▸ **TASK**:
Check every line below for the word "Number" and show those that hold it.

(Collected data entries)
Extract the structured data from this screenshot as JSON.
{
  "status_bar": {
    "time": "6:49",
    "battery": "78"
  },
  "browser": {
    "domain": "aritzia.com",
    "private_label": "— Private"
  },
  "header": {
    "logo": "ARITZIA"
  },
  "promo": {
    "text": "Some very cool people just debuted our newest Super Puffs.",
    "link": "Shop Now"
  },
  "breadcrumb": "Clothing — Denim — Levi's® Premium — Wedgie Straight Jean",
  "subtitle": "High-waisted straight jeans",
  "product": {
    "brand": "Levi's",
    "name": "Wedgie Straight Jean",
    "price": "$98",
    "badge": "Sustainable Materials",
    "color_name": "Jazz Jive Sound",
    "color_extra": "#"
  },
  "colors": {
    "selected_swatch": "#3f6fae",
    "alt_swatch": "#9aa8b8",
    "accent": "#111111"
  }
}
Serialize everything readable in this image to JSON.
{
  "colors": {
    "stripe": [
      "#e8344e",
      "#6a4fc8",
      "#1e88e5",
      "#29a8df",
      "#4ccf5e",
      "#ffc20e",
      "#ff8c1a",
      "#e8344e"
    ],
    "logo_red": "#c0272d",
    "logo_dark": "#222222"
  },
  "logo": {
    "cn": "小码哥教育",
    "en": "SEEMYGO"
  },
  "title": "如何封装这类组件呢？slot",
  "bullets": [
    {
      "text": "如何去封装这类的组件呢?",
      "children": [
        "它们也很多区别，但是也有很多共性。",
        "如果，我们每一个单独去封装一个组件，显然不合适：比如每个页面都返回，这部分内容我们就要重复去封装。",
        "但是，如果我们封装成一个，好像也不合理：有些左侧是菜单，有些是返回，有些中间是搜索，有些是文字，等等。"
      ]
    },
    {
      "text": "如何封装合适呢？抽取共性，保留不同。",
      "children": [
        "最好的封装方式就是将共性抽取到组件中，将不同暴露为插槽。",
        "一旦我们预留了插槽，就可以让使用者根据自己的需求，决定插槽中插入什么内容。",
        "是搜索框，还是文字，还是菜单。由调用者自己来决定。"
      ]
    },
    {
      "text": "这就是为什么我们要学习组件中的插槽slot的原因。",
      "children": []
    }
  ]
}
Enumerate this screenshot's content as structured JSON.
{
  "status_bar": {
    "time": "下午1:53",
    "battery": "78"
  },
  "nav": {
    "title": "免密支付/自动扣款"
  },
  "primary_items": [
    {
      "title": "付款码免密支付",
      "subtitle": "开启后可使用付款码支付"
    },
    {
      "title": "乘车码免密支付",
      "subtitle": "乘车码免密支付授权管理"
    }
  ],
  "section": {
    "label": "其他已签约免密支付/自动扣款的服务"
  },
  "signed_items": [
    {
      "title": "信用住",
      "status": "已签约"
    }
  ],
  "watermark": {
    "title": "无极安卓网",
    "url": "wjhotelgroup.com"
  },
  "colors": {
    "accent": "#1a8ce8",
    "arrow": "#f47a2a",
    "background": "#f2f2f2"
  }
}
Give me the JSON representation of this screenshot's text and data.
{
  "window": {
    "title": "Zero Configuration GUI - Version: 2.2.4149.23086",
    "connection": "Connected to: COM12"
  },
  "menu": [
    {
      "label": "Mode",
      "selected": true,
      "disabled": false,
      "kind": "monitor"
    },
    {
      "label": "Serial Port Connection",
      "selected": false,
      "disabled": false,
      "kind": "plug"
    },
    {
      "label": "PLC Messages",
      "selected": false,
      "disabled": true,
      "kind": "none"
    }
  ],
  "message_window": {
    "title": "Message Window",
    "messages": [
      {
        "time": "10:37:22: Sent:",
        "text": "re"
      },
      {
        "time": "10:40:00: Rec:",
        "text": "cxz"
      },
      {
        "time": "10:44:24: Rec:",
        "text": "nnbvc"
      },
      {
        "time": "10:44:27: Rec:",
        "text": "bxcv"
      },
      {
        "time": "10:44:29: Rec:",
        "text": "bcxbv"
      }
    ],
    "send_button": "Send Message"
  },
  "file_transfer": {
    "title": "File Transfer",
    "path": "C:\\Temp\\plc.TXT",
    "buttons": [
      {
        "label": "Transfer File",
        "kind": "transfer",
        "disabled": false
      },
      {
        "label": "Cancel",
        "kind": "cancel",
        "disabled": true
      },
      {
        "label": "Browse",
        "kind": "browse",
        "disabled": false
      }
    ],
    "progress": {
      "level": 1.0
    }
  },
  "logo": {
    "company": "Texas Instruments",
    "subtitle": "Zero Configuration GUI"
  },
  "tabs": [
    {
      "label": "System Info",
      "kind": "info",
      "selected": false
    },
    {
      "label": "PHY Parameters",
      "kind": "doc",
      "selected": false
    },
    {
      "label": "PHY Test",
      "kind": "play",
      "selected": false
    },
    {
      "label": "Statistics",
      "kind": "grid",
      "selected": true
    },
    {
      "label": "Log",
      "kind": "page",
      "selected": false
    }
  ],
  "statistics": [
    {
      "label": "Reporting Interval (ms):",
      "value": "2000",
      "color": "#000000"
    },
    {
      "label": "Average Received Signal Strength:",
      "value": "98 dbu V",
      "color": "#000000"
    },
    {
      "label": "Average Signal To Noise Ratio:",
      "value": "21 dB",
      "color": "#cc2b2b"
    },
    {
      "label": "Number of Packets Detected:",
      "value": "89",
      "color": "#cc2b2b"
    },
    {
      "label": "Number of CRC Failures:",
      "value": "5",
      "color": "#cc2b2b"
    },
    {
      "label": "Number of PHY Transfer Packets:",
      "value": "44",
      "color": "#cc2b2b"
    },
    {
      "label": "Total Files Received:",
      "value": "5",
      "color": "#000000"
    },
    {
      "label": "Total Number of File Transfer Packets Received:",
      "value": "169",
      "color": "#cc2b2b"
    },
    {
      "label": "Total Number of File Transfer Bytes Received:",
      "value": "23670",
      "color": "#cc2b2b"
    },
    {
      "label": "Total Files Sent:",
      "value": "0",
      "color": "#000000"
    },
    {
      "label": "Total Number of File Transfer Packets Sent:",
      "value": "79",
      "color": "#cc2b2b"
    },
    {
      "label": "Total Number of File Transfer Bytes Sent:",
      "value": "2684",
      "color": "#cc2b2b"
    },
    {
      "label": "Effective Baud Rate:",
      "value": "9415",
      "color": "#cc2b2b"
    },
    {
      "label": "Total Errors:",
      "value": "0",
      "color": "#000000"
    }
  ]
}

▸ **FINISHED EXERCISE**:
      "label": "Number of Packets Detected:",
      "label": "Number of CRC Failures:",
      "label": "Number of PHY Transfer Packets:",
      "label": "Total Number of File Transfer Packets Received:",
      "label": "Total Number of File Transfer Bytes Received:",
      "label": "Total Number of File Transfer Packets Sent:",
      "label": "Total Number of File Transfer Bytes Sent:",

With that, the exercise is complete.